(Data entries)

— Start —

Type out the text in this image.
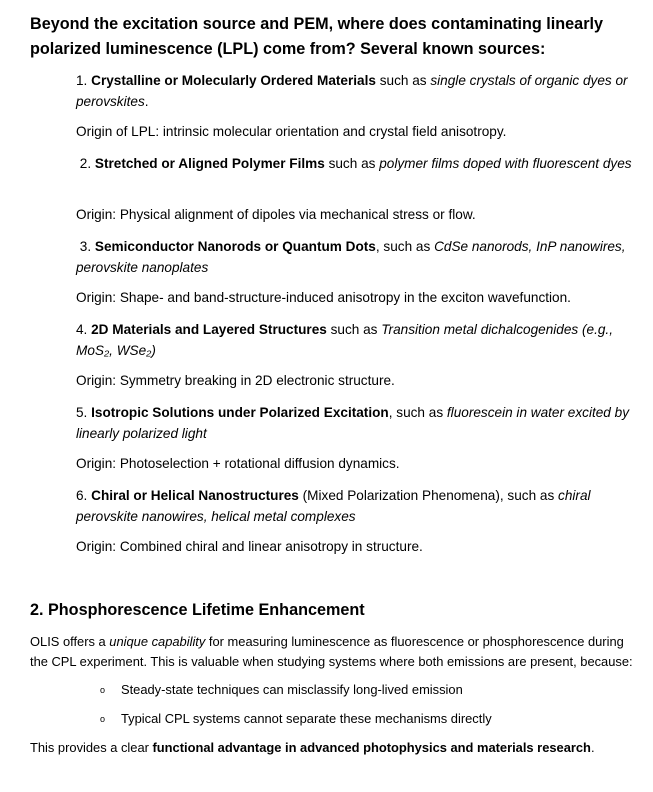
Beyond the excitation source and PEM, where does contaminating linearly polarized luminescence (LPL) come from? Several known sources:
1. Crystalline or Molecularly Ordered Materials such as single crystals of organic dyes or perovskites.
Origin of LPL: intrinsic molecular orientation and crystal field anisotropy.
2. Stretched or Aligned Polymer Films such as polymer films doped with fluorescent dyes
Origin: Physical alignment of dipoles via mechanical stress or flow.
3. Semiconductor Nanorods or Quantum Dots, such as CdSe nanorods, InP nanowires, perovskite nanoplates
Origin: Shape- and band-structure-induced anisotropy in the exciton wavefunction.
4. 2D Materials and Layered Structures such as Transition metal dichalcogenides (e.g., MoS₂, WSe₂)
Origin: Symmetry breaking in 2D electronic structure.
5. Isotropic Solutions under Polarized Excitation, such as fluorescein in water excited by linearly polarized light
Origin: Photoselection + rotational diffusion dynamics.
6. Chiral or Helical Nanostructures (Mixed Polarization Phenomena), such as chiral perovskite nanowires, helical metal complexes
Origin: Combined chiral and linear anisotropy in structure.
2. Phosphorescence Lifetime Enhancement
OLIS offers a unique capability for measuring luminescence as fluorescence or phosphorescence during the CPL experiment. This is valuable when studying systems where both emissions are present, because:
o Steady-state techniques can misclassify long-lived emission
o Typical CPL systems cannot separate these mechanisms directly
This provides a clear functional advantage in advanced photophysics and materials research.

— End —
— Start —

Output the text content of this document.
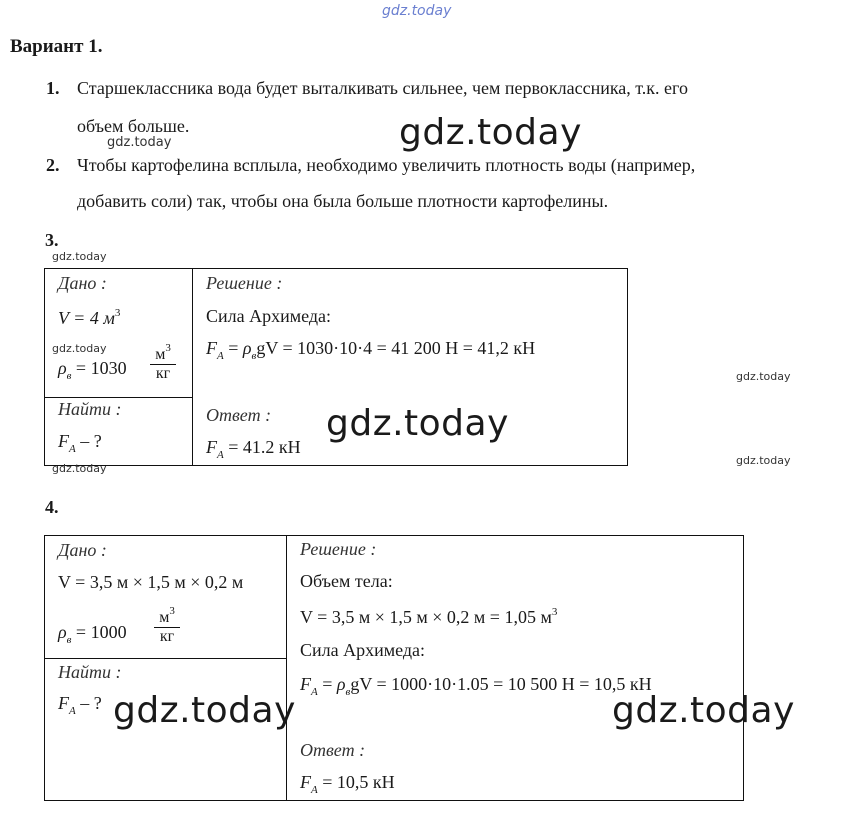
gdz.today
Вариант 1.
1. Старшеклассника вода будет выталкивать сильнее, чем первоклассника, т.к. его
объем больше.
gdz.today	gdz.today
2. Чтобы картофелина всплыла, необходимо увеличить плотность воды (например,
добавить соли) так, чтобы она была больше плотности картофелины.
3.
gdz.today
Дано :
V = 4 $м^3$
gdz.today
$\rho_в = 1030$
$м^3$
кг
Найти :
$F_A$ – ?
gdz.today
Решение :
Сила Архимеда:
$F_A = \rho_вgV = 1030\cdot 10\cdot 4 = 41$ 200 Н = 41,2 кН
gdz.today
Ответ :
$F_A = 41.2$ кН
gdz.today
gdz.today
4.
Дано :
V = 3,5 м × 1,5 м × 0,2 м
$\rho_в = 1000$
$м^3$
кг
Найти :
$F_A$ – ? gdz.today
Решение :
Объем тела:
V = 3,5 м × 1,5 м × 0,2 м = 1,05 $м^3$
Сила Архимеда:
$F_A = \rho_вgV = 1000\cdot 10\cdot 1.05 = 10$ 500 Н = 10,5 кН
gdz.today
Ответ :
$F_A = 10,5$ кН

— End —

- Problem
Show every line from the listing above in which the string "cdot" appears.

- Final result
$F_A = \rho_вgV = 1030\cdot 10\cdot 4 = 41$ 200 Н = 41,2 кН
$F_A = \rho_вgV = 1000\cdot 10\cdot 1.05 = 10$ 500 Н = 10,5 кН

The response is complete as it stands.